## Written task
Read the entries below and pull out each line with the string "비누꽃디자인아트".

-- start Given data --

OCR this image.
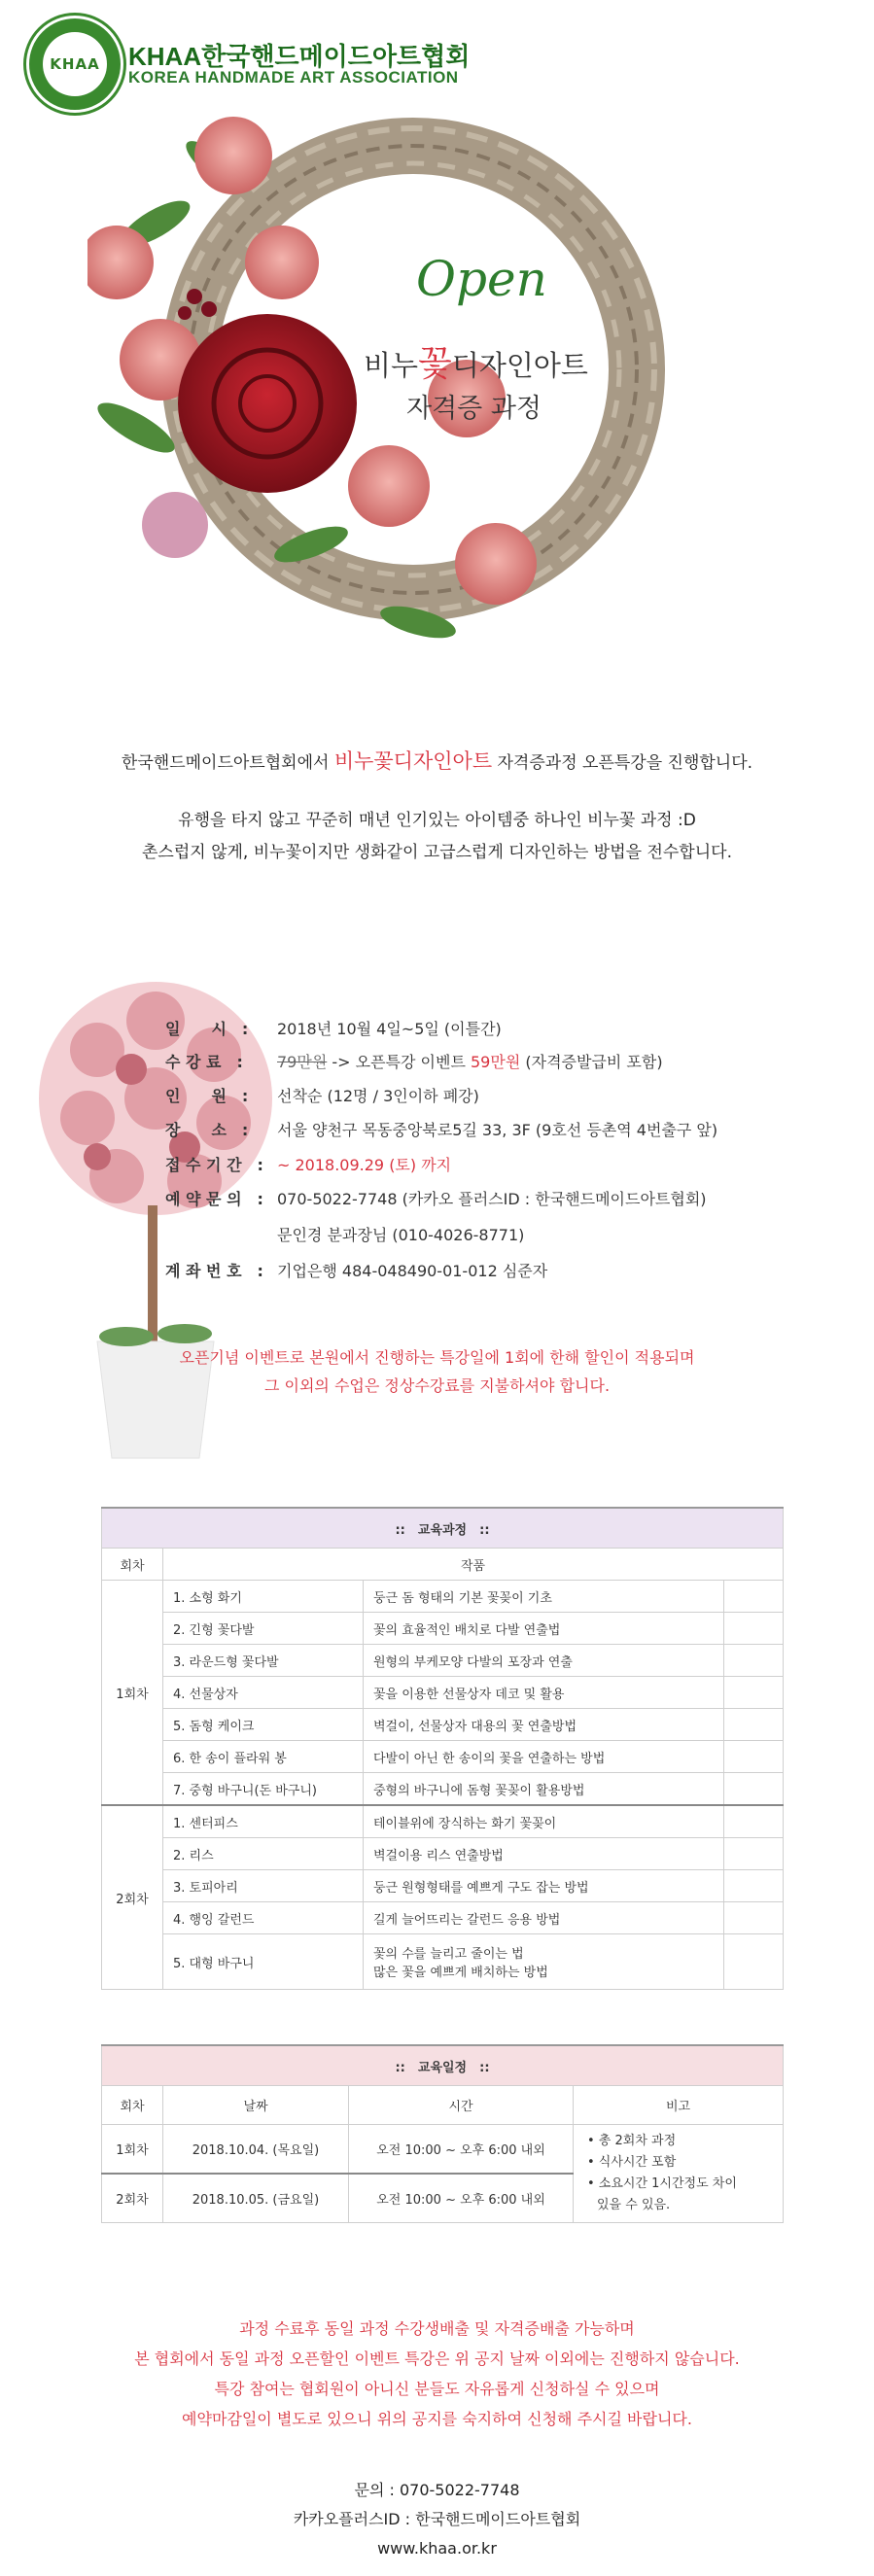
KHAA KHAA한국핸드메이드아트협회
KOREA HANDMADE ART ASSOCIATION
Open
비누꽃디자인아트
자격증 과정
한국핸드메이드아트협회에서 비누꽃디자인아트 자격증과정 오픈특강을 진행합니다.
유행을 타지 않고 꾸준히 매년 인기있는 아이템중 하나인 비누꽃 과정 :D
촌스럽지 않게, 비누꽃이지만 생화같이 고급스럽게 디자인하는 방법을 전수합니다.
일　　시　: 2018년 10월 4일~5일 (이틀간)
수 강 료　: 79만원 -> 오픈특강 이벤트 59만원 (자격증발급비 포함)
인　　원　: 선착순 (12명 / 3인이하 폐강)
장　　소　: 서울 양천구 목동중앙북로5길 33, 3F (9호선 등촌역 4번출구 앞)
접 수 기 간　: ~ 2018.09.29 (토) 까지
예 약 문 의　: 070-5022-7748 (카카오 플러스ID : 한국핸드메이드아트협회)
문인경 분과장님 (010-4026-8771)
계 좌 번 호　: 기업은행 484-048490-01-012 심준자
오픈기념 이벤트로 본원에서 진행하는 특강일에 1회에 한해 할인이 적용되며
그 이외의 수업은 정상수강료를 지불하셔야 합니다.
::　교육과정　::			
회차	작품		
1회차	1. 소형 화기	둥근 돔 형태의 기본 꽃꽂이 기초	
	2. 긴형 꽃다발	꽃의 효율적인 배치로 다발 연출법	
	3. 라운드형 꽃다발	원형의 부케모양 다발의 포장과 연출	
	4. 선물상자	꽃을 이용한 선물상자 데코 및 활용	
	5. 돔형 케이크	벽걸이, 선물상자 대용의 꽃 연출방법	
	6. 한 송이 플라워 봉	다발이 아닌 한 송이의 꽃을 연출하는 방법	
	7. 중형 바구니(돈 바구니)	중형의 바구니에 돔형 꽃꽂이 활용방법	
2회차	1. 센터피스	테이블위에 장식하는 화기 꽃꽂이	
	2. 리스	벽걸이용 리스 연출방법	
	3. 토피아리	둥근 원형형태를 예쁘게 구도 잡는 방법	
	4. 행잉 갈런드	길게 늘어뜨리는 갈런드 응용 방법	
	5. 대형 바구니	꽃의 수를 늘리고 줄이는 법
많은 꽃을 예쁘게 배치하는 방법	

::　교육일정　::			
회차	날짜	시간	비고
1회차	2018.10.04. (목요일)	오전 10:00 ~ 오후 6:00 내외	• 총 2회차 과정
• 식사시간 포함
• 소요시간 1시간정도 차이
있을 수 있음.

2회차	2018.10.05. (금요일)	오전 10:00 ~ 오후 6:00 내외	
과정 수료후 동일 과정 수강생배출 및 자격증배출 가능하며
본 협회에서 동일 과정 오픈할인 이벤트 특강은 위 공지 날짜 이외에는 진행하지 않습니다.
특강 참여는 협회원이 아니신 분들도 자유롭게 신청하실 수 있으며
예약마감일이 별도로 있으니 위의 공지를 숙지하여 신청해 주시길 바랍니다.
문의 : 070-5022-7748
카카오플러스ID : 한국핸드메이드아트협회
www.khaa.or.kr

-- end Given data --

## Written solution
비누꽃디자인아트
한국핸드메이드아트협회에서 비누꽃디자인아트 자격증과정 오픈특강을 진행합니다.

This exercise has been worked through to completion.